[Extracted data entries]
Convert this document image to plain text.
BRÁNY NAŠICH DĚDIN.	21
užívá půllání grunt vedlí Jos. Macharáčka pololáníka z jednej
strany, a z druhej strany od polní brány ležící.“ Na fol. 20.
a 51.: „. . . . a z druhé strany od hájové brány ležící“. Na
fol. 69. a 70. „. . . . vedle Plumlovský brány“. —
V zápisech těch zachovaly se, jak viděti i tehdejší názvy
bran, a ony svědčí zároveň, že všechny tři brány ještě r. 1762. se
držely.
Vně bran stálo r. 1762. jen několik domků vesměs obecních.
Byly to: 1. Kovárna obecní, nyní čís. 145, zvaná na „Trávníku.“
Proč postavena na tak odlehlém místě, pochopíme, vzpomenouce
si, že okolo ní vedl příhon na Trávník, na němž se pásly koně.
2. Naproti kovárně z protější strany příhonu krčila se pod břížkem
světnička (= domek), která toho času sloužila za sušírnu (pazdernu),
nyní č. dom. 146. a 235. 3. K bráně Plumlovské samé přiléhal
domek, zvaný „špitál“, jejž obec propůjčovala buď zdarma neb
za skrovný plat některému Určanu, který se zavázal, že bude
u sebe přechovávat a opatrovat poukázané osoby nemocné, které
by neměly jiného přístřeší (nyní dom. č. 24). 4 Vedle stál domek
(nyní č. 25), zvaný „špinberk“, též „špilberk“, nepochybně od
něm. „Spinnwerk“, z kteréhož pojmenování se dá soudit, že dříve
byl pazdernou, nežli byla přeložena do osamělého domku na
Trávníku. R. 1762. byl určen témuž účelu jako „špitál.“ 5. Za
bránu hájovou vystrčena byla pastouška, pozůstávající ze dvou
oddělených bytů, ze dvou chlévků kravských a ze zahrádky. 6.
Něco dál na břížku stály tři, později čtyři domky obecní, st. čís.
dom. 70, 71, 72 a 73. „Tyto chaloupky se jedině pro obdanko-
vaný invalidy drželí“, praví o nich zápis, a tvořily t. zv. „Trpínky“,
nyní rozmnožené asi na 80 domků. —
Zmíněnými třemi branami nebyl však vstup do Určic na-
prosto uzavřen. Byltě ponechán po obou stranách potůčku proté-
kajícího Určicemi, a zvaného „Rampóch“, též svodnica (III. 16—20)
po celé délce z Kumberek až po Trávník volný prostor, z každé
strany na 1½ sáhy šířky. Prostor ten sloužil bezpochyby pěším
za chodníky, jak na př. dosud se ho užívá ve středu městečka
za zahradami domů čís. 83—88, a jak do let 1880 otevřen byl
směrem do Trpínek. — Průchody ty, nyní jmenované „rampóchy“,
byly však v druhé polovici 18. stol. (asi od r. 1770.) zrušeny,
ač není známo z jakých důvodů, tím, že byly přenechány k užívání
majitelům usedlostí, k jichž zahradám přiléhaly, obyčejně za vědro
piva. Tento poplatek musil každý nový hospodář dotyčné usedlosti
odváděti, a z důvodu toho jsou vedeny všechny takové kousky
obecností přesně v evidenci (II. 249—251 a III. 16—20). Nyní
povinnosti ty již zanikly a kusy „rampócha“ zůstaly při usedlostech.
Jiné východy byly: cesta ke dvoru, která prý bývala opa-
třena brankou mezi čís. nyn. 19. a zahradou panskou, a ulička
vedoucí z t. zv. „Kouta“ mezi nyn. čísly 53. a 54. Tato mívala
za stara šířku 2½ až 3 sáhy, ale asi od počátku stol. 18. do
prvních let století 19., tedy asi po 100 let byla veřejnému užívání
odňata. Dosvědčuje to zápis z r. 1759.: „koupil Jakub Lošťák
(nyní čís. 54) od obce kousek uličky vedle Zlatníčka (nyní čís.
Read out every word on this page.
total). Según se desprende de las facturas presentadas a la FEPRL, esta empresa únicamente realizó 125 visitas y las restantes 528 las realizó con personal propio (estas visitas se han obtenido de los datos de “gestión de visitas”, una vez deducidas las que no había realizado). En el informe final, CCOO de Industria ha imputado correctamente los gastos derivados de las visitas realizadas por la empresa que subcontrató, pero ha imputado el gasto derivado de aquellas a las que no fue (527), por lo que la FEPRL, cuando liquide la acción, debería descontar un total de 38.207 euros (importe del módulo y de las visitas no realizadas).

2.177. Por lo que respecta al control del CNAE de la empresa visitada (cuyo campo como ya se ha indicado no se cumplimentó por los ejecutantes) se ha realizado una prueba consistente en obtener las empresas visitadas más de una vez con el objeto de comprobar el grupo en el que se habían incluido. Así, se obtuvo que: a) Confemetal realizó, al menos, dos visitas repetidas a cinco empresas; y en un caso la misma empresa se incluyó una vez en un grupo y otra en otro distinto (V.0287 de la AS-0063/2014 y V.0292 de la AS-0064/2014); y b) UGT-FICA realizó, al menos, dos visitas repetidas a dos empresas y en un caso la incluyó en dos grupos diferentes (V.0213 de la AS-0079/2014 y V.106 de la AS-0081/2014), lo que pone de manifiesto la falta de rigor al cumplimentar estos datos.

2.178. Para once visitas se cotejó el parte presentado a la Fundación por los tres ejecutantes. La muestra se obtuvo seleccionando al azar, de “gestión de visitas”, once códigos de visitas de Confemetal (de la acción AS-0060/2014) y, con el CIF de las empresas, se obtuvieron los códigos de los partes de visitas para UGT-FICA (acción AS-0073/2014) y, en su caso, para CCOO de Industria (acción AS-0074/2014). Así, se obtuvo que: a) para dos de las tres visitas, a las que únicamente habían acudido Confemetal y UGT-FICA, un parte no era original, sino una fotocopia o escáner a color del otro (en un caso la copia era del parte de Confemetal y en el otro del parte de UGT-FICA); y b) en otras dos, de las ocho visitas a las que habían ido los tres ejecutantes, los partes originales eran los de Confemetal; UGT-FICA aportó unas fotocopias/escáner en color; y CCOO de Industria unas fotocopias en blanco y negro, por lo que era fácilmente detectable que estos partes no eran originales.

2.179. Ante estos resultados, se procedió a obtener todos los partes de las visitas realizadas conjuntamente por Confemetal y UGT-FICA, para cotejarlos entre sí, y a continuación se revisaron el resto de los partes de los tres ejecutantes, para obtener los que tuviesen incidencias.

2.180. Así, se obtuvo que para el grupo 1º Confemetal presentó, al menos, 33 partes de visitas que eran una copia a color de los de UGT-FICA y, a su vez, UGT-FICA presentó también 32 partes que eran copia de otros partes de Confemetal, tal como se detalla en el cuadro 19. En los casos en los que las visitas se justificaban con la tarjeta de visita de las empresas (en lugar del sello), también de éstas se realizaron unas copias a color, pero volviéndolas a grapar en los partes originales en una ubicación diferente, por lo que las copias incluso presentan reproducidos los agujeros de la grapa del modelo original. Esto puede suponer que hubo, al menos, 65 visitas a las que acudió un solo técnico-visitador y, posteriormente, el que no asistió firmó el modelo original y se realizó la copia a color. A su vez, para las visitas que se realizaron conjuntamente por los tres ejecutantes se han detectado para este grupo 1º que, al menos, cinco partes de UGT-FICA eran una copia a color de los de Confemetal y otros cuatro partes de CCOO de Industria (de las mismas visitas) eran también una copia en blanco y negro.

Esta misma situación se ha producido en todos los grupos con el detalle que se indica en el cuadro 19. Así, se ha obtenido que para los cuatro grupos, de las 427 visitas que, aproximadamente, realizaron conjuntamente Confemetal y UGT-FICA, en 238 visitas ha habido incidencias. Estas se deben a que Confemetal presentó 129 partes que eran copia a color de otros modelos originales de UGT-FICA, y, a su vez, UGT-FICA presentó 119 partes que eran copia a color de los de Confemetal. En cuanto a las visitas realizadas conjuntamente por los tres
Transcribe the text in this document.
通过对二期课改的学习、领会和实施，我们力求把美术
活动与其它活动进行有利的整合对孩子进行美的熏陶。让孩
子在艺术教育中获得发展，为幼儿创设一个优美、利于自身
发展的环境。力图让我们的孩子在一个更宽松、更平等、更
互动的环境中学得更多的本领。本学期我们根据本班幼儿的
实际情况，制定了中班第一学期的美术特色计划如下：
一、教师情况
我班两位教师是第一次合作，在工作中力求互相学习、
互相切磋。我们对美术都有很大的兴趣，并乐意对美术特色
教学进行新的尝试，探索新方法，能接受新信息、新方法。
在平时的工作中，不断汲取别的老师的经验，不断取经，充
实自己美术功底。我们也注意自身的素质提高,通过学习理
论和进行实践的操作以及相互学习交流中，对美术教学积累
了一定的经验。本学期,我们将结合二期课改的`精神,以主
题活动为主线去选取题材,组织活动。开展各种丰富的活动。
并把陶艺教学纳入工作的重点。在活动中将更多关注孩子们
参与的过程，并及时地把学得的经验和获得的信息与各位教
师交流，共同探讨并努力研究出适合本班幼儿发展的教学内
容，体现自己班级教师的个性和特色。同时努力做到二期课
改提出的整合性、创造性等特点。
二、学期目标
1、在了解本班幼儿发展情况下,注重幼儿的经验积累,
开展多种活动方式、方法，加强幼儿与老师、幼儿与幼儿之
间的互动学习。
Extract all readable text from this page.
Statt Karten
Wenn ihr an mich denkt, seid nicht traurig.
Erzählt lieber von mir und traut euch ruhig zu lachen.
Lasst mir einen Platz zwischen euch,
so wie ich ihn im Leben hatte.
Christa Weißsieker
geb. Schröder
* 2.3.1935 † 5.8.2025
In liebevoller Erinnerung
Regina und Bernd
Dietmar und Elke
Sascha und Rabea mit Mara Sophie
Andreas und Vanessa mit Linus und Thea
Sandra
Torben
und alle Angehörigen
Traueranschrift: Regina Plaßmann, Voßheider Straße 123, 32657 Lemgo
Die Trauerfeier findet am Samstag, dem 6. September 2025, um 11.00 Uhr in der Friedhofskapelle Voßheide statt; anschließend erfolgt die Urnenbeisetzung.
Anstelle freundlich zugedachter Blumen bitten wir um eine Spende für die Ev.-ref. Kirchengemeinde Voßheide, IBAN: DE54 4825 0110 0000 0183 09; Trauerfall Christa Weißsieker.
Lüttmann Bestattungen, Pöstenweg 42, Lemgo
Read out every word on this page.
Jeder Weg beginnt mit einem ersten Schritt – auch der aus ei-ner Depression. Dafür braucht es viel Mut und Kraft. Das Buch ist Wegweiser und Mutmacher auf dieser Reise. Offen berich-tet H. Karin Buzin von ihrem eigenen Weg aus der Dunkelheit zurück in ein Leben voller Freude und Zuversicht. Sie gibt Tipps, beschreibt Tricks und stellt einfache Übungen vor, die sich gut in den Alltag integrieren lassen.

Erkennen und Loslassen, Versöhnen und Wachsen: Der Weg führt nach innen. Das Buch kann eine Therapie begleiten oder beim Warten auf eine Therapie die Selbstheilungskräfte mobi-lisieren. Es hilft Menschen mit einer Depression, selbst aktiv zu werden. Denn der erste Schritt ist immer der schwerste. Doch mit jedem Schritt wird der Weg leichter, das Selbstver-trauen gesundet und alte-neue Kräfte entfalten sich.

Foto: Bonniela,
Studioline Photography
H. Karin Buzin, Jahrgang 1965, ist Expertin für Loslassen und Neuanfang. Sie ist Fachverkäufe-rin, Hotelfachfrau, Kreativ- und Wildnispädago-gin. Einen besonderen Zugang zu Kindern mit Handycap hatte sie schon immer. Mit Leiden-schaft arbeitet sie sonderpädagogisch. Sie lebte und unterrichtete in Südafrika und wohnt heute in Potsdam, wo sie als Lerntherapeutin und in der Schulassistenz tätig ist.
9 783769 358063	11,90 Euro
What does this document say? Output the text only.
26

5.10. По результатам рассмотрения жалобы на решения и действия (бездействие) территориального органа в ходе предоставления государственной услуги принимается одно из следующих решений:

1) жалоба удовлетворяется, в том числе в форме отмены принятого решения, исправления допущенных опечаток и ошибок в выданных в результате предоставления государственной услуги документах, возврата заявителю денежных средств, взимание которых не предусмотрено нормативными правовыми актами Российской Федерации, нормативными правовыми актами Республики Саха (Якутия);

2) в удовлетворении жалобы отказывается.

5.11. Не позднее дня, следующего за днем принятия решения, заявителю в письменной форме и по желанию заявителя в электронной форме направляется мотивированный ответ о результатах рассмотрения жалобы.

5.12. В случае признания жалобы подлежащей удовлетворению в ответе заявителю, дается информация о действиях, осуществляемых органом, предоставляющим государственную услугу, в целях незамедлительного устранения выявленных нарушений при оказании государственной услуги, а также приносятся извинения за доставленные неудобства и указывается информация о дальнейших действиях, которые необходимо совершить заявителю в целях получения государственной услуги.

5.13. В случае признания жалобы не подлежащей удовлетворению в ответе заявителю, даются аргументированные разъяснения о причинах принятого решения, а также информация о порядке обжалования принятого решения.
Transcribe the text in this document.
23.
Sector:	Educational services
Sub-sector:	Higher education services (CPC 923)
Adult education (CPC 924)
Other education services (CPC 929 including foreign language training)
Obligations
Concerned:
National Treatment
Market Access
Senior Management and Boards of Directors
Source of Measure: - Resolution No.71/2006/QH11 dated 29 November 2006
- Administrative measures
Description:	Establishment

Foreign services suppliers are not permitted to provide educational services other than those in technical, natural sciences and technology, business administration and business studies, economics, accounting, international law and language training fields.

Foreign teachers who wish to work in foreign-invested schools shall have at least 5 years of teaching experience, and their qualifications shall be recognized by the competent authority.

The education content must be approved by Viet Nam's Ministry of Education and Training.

[TASK DETAILS] Lines from the records above that hold "užívání" are the ones to list.

[EXERCISE SOLUTION]
ač není známo z jakých důvodů, tím, že byly přenechány k užívání
prvních let století 19., tedy asi po 100 let byla veřejnému užívání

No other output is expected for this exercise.